The response must consist of all the records, retyped exactly.

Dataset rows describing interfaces
BEGIN

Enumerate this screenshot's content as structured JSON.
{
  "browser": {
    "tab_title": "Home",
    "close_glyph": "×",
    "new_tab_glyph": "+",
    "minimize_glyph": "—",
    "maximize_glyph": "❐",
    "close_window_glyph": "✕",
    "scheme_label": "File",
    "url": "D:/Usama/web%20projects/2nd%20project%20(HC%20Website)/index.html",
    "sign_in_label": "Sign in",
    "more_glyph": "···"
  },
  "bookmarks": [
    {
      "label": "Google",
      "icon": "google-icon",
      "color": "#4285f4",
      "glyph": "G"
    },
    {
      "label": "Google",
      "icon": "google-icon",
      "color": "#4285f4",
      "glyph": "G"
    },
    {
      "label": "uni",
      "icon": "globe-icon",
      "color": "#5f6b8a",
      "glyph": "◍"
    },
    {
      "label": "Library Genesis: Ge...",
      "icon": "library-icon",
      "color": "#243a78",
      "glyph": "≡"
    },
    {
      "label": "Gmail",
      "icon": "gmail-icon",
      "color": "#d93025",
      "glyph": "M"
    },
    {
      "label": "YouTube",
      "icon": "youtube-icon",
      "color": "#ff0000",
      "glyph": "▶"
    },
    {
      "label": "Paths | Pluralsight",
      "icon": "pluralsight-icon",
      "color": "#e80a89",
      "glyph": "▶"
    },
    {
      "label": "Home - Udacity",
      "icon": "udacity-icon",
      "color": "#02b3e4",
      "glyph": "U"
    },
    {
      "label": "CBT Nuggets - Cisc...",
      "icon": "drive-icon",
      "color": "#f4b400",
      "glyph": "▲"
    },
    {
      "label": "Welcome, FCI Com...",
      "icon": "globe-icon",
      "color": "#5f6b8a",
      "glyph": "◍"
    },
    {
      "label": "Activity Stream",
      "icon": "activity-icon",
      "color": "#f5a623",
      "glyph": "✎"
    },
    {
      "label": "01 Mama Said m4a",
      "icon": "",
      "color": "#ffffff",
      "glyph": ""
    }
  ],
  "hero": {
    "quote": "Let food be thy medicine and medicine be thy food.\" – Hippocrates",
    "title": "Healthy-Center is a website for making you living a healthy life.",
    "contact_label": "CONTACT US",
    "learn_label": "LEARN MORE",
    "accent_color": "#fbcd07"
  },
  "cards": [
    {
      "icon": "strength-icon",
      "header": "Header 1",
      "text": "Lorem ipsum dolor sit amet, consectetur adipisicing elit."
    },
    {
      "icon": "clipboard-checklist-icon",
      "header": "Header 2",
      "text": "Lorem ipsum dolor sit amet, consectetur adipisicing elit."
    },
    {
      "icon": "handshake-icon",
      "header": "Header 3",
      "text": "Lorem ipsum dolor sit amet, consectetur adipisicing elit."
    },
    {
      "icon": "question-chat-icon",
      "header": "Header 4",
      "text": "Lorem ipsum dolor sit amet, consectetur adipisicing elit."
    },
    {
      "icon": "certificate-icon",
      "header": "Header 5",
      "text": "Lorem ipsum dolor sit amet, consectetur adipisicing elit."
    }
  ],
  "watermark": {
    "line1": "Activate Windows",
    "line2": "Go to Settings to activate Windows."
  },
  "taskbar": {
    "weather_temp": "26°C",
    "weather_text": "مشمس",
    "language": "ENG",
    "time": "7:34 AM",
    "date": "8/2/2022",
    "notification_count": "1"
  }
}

END

Exercise solution —
Enumerate this screenshot's content as structured JSON.
{
  "browser": {
    "tab_title": "Home",
    "close_glyph": "×",
    "new_tab_glyph": "+",
    "minimize_glyph": "—",
    "maximize_glyph": "❐",
    "close_window_glyph": "✕",
    "scheme_label": "File",
    "url": "D:/Usama/web%20projects/2nd%20project%20(HC%20Website)/index.html",
    "sign_in_label": "Sign in",
    "more_glyph": "···"
  },
  "bookmarks": [
    {
      "label": "Google",
      "icon": "google-icon",
      "color": "#4285f4",
      "glyph": "G"
    },
    {
      "label": "Google",
      "icon": "google-icon",
      "color": "#4285f4",
      "glyph": "G"
    },
    {
      "label": "uni",
      "icon": "globe-icon",
      "color": "#5f6b8a",
      "glyph": "◍"
    },
    {
      "label": "Library Genesis: Ge...",
      "icon": "library-icon",
      "color": "#243a78",
      "glyph": "≡"
    },
    {
      "label": "Gmail",
      "icon": "gmail-icon",
      "color": "#d93025",
      "glyph": "M"
    },
    {
      "label": "YouTube",
      "icon": "youtube-icon",
      "color": "#ff0000",
      "glyph": "▶"
    },
    {
      "label": "Paths | Pluralsight",
      "icon": "pluralsight-icon",
      "color": "#e80a89",
      "glyph": "▶"
    },
    {
      "label": "Home - Udacity",
      "icon": "udacity-icon",
      "color": "#02b3e4",
      "glyph": "U"
    },
    {
      "label": "CBT Nuggets - Cisc...",
      "icon": "drive-icon",
      "color": "#f4b400",
      "glyph": "▲"
    },
    {
      "label": "Welcome, FCI Com...",
      "icon": "globe-icon",
      "color": "#5f6b8a",
      "glyph": "◍"
    },
    {
      "label": "Activity Stream",
      "icon": "activity-icon",
      "color": "#f5a623",
      "glyph": "✎"
    },
    {
      "label": "01 Mama Said m4a",
      "icon": "",
      "color": "#ffffff",
      "glyph": ""
    }
  ],
  "hero": {
    "quote": "Let food be thy medicine and medicine be thy food.\" – Hippocrates",
    "title": "Healthy-Center is a website for making you living a healthy life.",
    "contact_label": "CONTACT US",
    "learn_label": "LEARN MORE",
    "accent_color": "#fbcd07"
  },
  "cards": [
    {
      "icon": "strength-icon",
      "header": "Header 1",
      "text": "Lorem ipsum dolor sit amet, consectetur adipisicing elit."
    },
    {
      "icon": "clipboard-checklist-icon",
      "header": "Header 2",
      "text": "Lorem ipsum dolor sit amet, consectetur adipisicing elit."
    },
    {
      "icon": "handshake-icon",
      "header": "Header 3",
      "text": "Lorem ipsum dolor sit amet, consectetur adipisicing elit."
    },
    {
      "icon": "question-chat-icon",
      "header": "Header 4",
      "text": "Lorem ipsum dolor sit amet, consectetur adipisicing elit."
    },
    {
      "icon": "certificate-icon",
      "header": "Header 5",
      "text": "Lorem ipsum dolor sit amet, consectetur adipisicing elit."
    }
  ],
  "watermark": {
    "line1": "Activate Windows",
    "line2": "Go to Settings to activate Windows."
  },
  "taskbar": {
    "weather_temp": "26°C",
    "weather_text": "مشمس",
    "language": "ENG",
    "time": "7:34 AM",
    "date": "8/2/2022",
    "notification_count": "1"
  }
}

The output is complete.